[MATERIAL PROVIDED]:
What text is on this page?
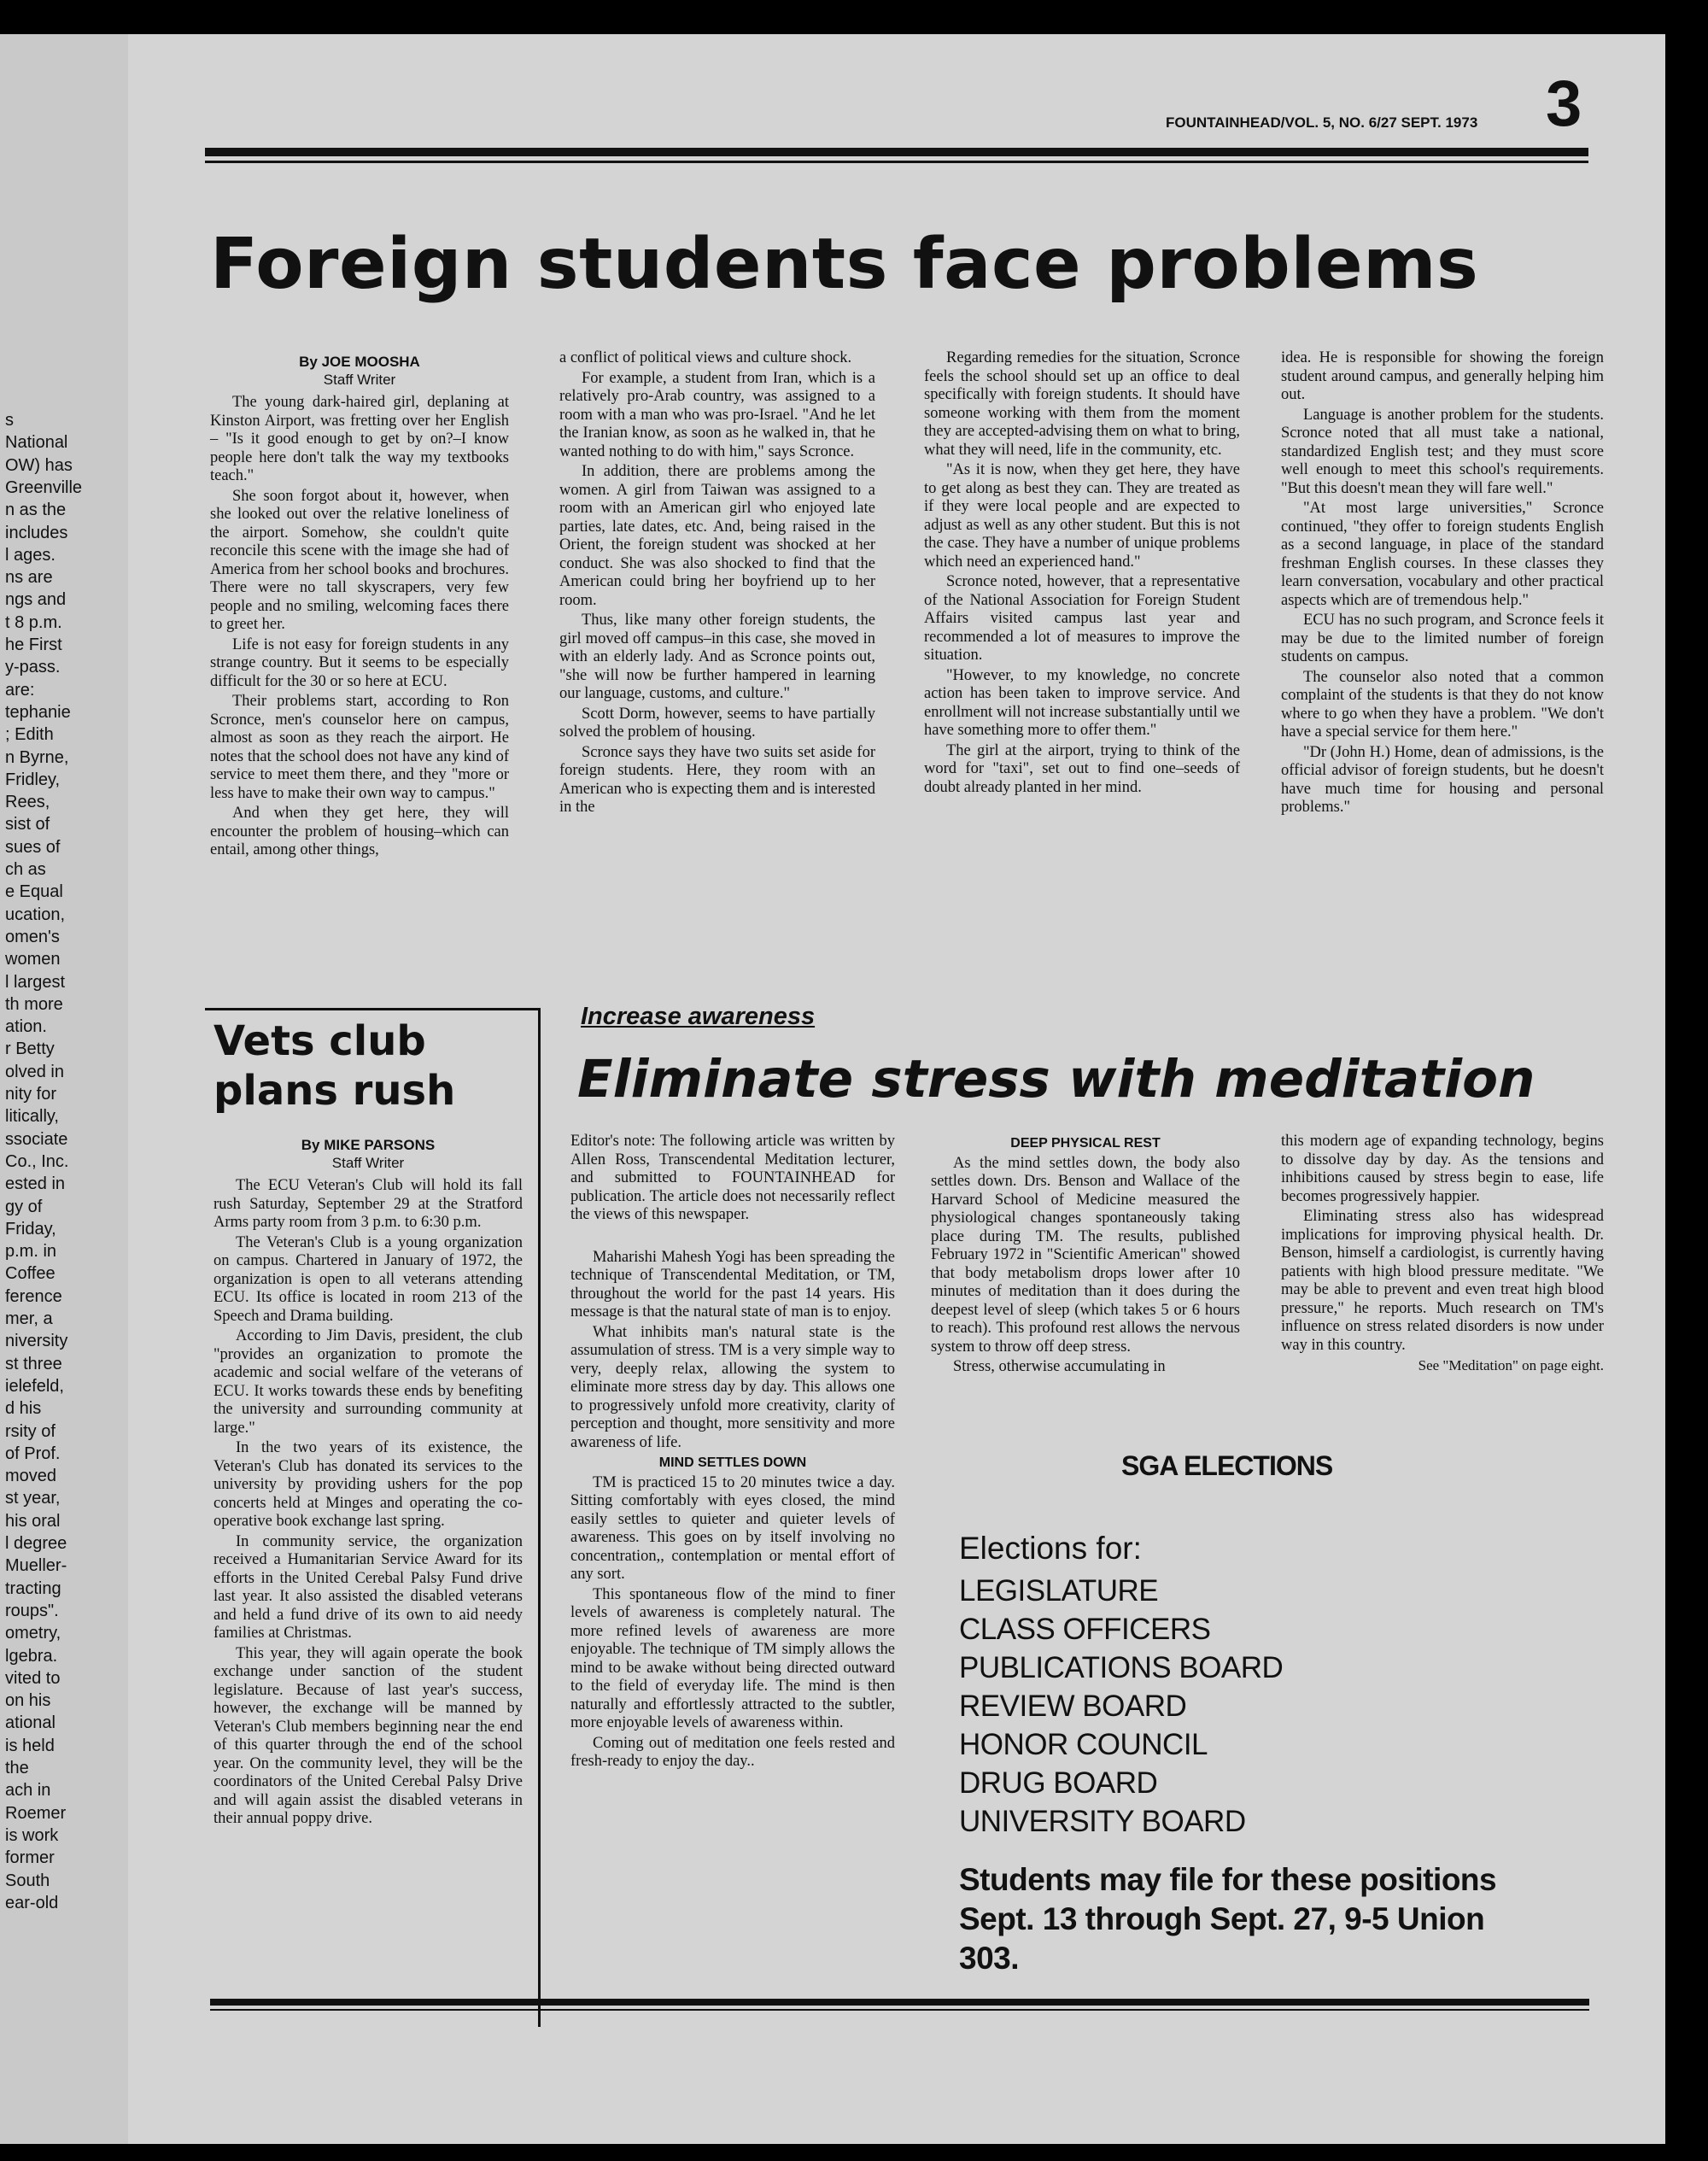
s
National
OW) has
Greenville
n as the
includes
l ages.
ns are
ngs and
t 8 p.m.
he First
y-pass.
are:
tephanie
; Edith
n Byrne,
Fridley,
Rees,
sist of
sues of
ch as
e Equal
ucation,
omen's
women
l largest
th more
ation.
r Betty
olved in
nity for
litically,
ssociate
Co., Inc.
ested in
gy of
Friday,
p.m. in
Coffee
ference
mer, a
niversity
st three
ielefeld,
d his
rsity of
of Prof.
moved
st year,
his oral
l degree
Mueller-
tracting
roups".
ometry,
lgebra.
vited to
on his
ational
is held
the
ach in
Roemer
is work
former
South
ear-old
FOUNTAINHEAD/VOL. 5, NO. 6/27 SEPT. 1973 3
Foreign students face problems
By JOE MOOSHA
Staff Writer

The young dark-haired girl, deplaning at Kinston Airport, was fretting over her English – "Is it good enough to get by on?–I know people here don't talk the way my textbooks teach."

She soon forgot about it, however, when she looked out over the relative loneliness of the airport. Somehow, she couldn't quite reconcile this scene with the image she had of America from her school books and brochures. There were no tall skyscrapers, very few people and no smiling, welcoming faces there to greet her.

Life is not easy for foreign students in any strange country. But it seems to be especially difficult for the 30 or so here at ECU.

Their problems start, according to Ron Scronce, men's counselor here on campus, almost as soon as they reach the airport. He notes that the school does not have any kind of service to meet them there, and they "more or less have to make their own way to campus."

And when they get here, they will encounter the problem of housing–which can entail, among other things,

a conflict of political views and culture shock.

For example, a student from Iran, which is a relatively pro-Arab country, was assigned to a room with a man who was pro-Israel. "And he let the Iranian know, as soon as he walked in, that he wanted nothing to do with him," says Scronce.

In addition, there are problems among the women. A girl from Taiwan was assigned to a room with an American girl who enjoyed late parties, late dates, etc. And, being raised in the Orient, the foreign student was shocked at her conduct. She was also shocked to find that the American could bring her boyfriend up to her room.

Thus, like many other foreign students, the girl moved off campus–in this case, she moved in with an elderly lady. And as Scronce points out, "she will now be further hampered in learning our language, customs, and culture."

Scott Dorm, however, seems to have partially solved the problem of housing.

Scronce says they have two suits set aside for foreign students. Here, they room with an American who is expecting them and is interested in the

Regarding remedies for the situation, Scronce feels the school should set up an office to deal specifically with foreign students. It should have someone working with them from the moment they are accepted-advising them on what to bring, what they will need, life in the community, etc.

"As it is now, when they get here, they have to get along as best they can. They are treated as if they were local people and are expected to adjust as well as any other student. But this is not the case. They have a number of unique problems which need an experienced hand."

Scronce noted, however, that a representative of the National Association for Foreign Student Affairs visited campus last year and recommended a lot of measures to improve the situation.

"However, to my knowledge, no concrete action has been taken to improve service. And enrollment will not increase substantially until we have something more to offer them."

The girl at the airport, trying to think of the word for "taxi", set out to find one–seeds of doubt already planted in her mind.

idea. He is responsible for showing the foreign student around campus, and generally helping him out.

Language is another problem for the students. Scronce noted that all must take a national, standardized English test; and they must score well enough to meet this school's requirements. "But this doesn't mean they will fare well."

"At most large universities," Scronce continued, "they offer to foreign students English as a second language, in place of the standard freshman English courses. In these classes they learn conversation, vocabulary and other practical aspects which are of tremendous help."

ECU has no such program, and Scronce feels it may be due to the limited number of foreign students on campus.

The counselor also noted that a common complaint of the students is that they do not know where to go when they have a problem. "We don't have a special service for them here."

"Dr (John H.) Home, dean of admissions, is the official advisor of foreign students, but he doesn't have much time for housing and personal problems."

Vets club
plans rush
By MIKE PARSONS
Staff Writer

The ECU Veteran's Club will hold its fall rush Saturday, September 29 at the Stratford Arms party room from 3 p.m. to 6:30 p.m.

The Veteran's Club is a young organization on campus. Chartered in January of 1972, the organization is open to all veterans attending ECU. Its office is located in room 213 of the Speech and Drama building.

According to Jim Davis, president, the club "provides an organization to promote the academic and social welfare of the veterans of ECU. It works towards these ends by benefiting the university and surrounding community at large."

In the two years of its existence, the Veteran's Club has donated its services to the university by providing ushers for the pop concerts held at Minges and operating the co-operative book exchange last spring.

In community service, the organization received a Humanitarian Service Award for its efforts in the United Cerebal Palsy Fund drive last year. It also assisted the disabled veterans and held a fund drive of its own to aid needy families at Christmas.

This year, they will again operate the book exchange under sanction of the student legislature. Because of last year's success, however, the exchange will be manned by Veteran's Club members beginning near the end of this quarter through the end of the school year. On the community level, they will be the coordinators of the United Cerebal Palsy Drive and will again assist the disabled veterans in their annual poppy drive.

Increase awareness
Eliminate stress with meditation

Editor's note: The following article was written by Allen Ross, Transcendental Meditation lecturer, and submitted to FOUNTAINHEAD for publication. The article does not necessarily reflect the views of this newspaper.

Maharishi Mahesh Yogi has been spreading the technique of Transcendental Meditation, or TM, throughout the world for the past 14 years. His message is that the natural state of man is to enjoy.

What inhibits man's natural state is the assumulation of stress. TM is a very simple way to very, deeply relax, allowing the system to eliminate more stress day by day. This allows one to progressively unfold more creativity, clarity of perception and thought, more sensitivity and more awareness of life.

MIND SETTLES DOWN

TM is practiced 15 to 20 minutes twice a day. Sitting comfortably with eyes closed, the mind easily settles to quieter and quieter levels of awareness. This goes on by itself involving no concentration,, contemplation or mental effort of any sort.

This spontaneous flow of the mind to finer levels of awareness is completely natural. The more refined levels of awareness are more enjoyable. The technique of TM simply allows the mind to be awake without being directed outward to the field of everyday life. The mind is then naturally and effortlessly attracted to the subtler, more enjoyable levels of awareness within.

Coming out of meditation one feels rested and fresh-ready to enjoy the day..

DEEP PHYSICAL REST

As the mind settles down, the body also settles down. Drs. Benson and Wallace of the Harvard School of Medicine measured the physiological changes spontaneously taking place during TM. The results, published February 1972 in "Scientific American" showed that body metabolism drops lower after 10 minutes of meditation than it does during the deepest level of sleep (which takes 5 or 6 hours to reach). This profound rest allows the nervous system to throw off deep stress.

Stress, otherwise accumulating in

this modern age of expanding technology, begins to dissolve day by day. As the tensions and inhibitions caused by stress begin to ease, life becomes progressively happier.

Eliminating stress also has widespread implications for improving physical health. Dr. Benson, himself a cardiologist, is currently having patients with high blood pressure meditate. "We may be able to prevent and even treat high blood pressure," he reports. Much research on TM's influence on stress related disorders is now under way in this country.

See "Meditation" on page eight.
SGA ELECTIONS
Elections for:
LEGISLATURE
CLASS OFFICERS
PUBLICATIONS BOARD
REVIEW BOARD
HONOR COUNCIL
DRUG BOARD
UNIVERSITY BOARD
Students may file for these positions
Sept. 13 through Sept. 27, 9-5 Union
303.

[WORK TO COMPLETE]: Locate and copy each line in the data above that includes the word "young".

[WRITTEN SOLUTION]:
The young dark-haired girl, deplaning at Kinston Airport, was fretting over her English – "Is it good enough to get by on?–I know people here don't talk the way my textbooks teach."
The Veteran's Club is a young organization on campus. Chartered in January of 1972, the organization is open to all veterans attending ECU. Its office is located in room 213 of the Speech and Drama building.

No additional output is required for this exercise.